> [LISTED RECORDS]:

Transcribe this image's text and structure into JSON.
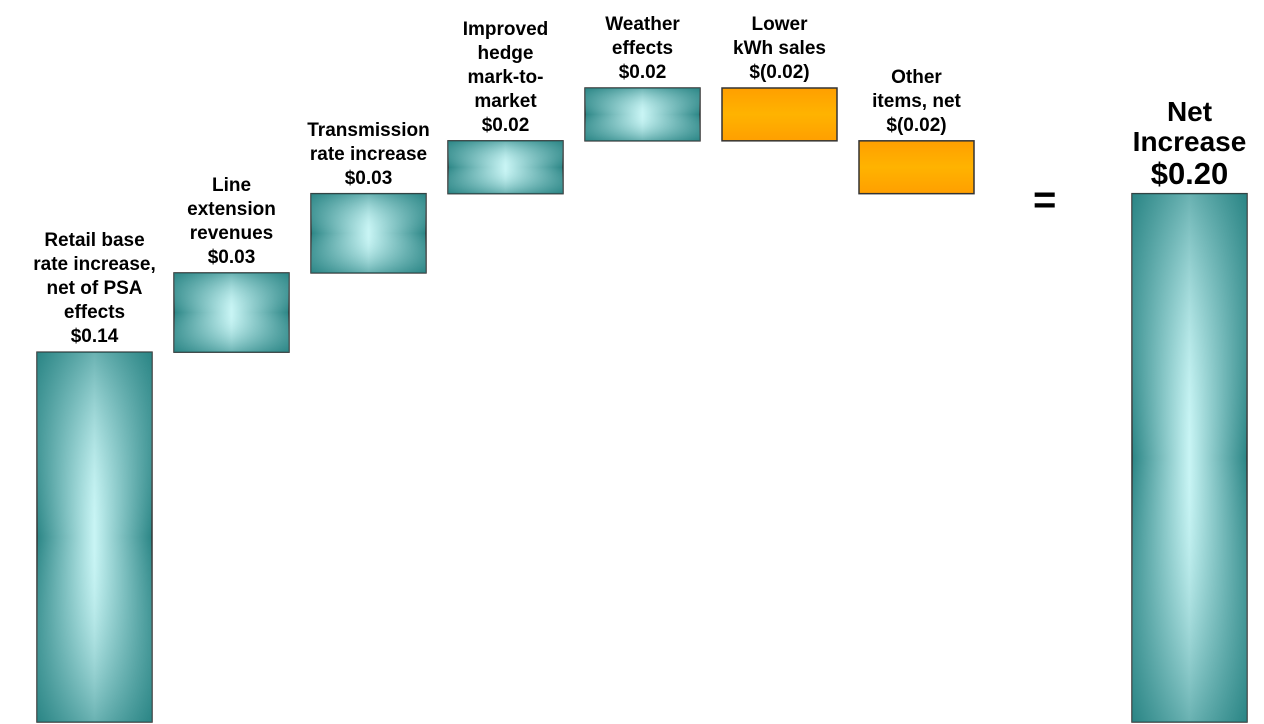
{
  "chart_data": {
    "type": "waterfall",
    "categories": [
      "Retail base\nrate increase,\nnet of PSA\neffects",
      "Line\nextension\nrevenues",
      "Transmission\nrate increase",
      "Improved\nhedge\nmark-to-\nmarket",
      "Weather\neffects",
      "Lower\nkWh sales",
      "Other\nitems, net"
    ],
    "values": [
      0.14,
      0.03,
      0.03,
      0.02,
      0.02,
      -0.02,
      -0.02
    ],
    "value_labels": [
      "$0.14",
      "$0.03",
      "$0.03",
      "$0.02",
      "$0.02",
      "$(0.02)",
      "$(0.02)"
    ],
    "increase_color": "#2e8f8f",
    "decrease_color": "#ffa500",
    "equals_sign": "=",
    "total": {
      "label": "Net\nIncrease",
      "value": 0.2,
      "value_label": "$0.20"
    }
  }
}
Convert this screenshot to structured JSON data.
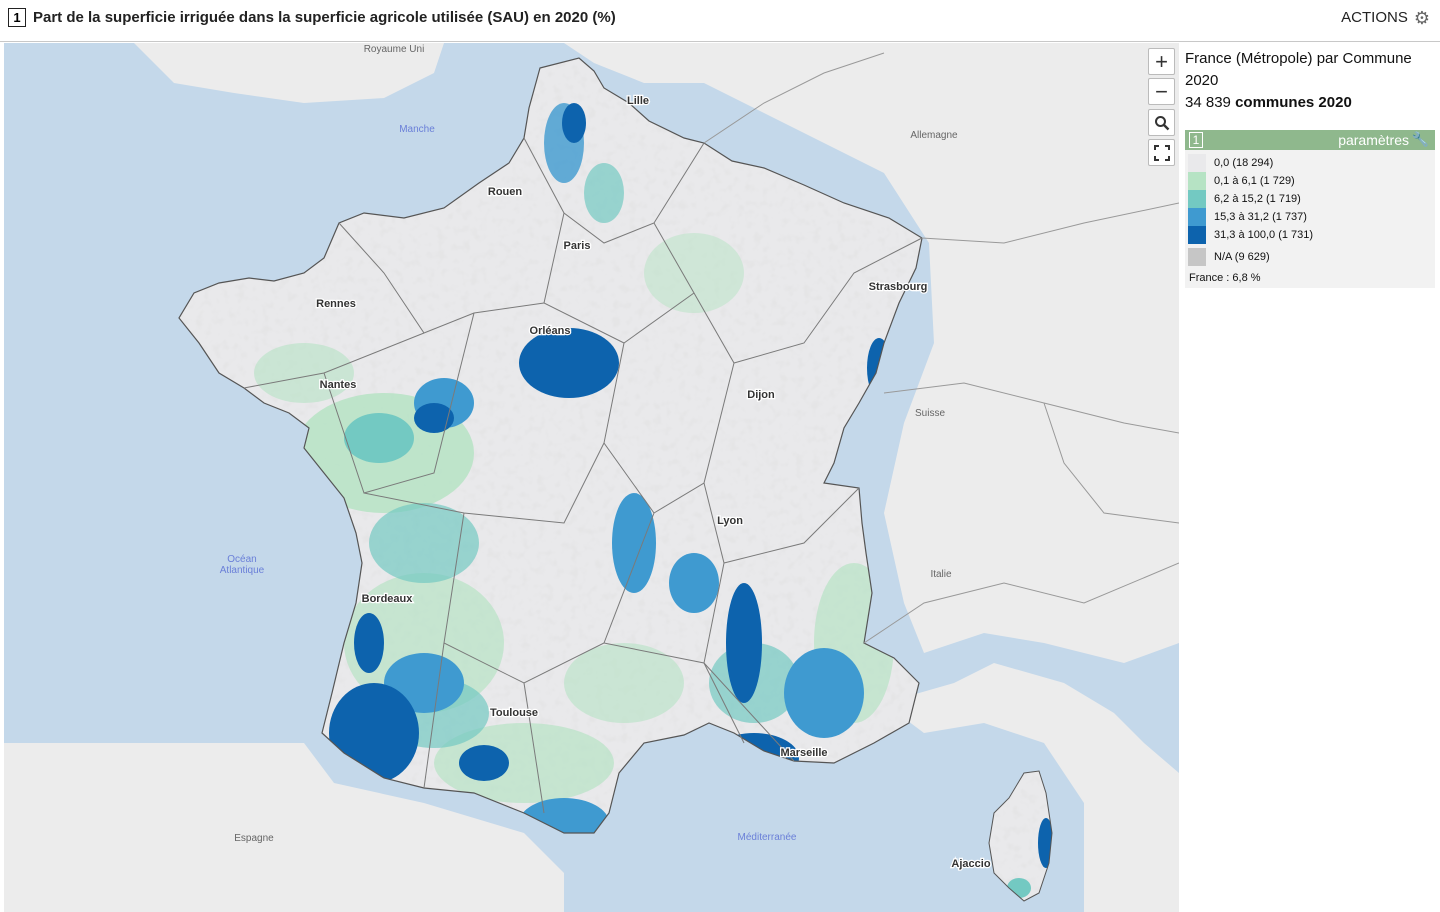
{
  "header": {
    "num": "1",
    "title": "Part de la superficie irriguée dans la superficie agricole utilisée (SAU) en 2020 (%)",
    "actions_label": "ACTIONS"
  },
  "controls": {
    "zoom_in": "+",
    "zoom_out": "−"
  },
  "map": {
    "labels": {
      "royaume_uni": "Royaume Uni",
      "manche": "Manche",
      "allemagne": "Allemagne",
      "suisse": "Suisse",
      "italie": "Italie",
      "espagne": "Espagne",
      "ocean": "Océan",
      "atlantique": "Atlantique",
      "mediterranee": "Méditerranée",
      "lille": "Lille",
      "rouen": "Rouen",
      "paris": "Paris",
      "strasbourg": "Strasbourg",
      "rennes": "Rennes",
      "orleans": "Orléans",
      "nantes": "Nantes",
      "dijon": "Dijon",
      "lyon": "Lyon",
      "bordeaux": "Bordeaux",
      "toulouse": "Toulouse",
      "marseille": "Marseille",
      "ajaccio": "Ajaccio"
    },
    "colors": {
      "c0": "#e9e9eb",
      "c1": "#b6e3c4",
      "c2": "#73c9c2",
      "c3": "#3f9ad0",
      "c4": "#0d63ad",
      "na": "#c6c6c6",
      "sea": "#c4d8ea",
      "land": "#ededed"
    }
  },
  "panel": {
    "line1": "France (Métropole) par Commune",
    "line2": "2020",
    "count": "34 839",
    "count_label": "communes 2020"
  },
  "legend": {
    "num": "1",
    "params_label": "paramètres",
    "items": [
      {
        "label": "0,0 (18 294)",
        "color": "#e9e9eb"
      },
      {
        "label": "0,1 à 6,1 (1 729)",
        "color": "#b6e3c4"
      },
      {
        "label": "6,2 à 15,2 (1 719)",
        "color": "#73c9c2"
      },
      {
        "label": "15,3 à 31,2 (1 737)",
        "color": "#3f9ad0"
      },
      {
        "label": "31,3 à 100,0 (1 731)",
        "color": "#0d63ad"
      }
    ],
    "na_label": "N/A (9 629)",
    "na_color": "#c6c6c6",
    "france_value": "France : 6,8 %"
  }
}
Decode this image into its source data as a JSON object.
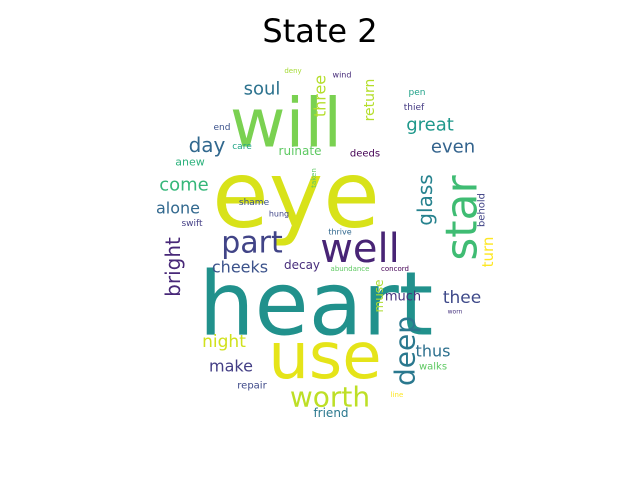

> [TASK]: How many lines in these records hold the string "JSON"? Reply with the number alone.

> [SOLUTION TO THE PROBLEM]: 3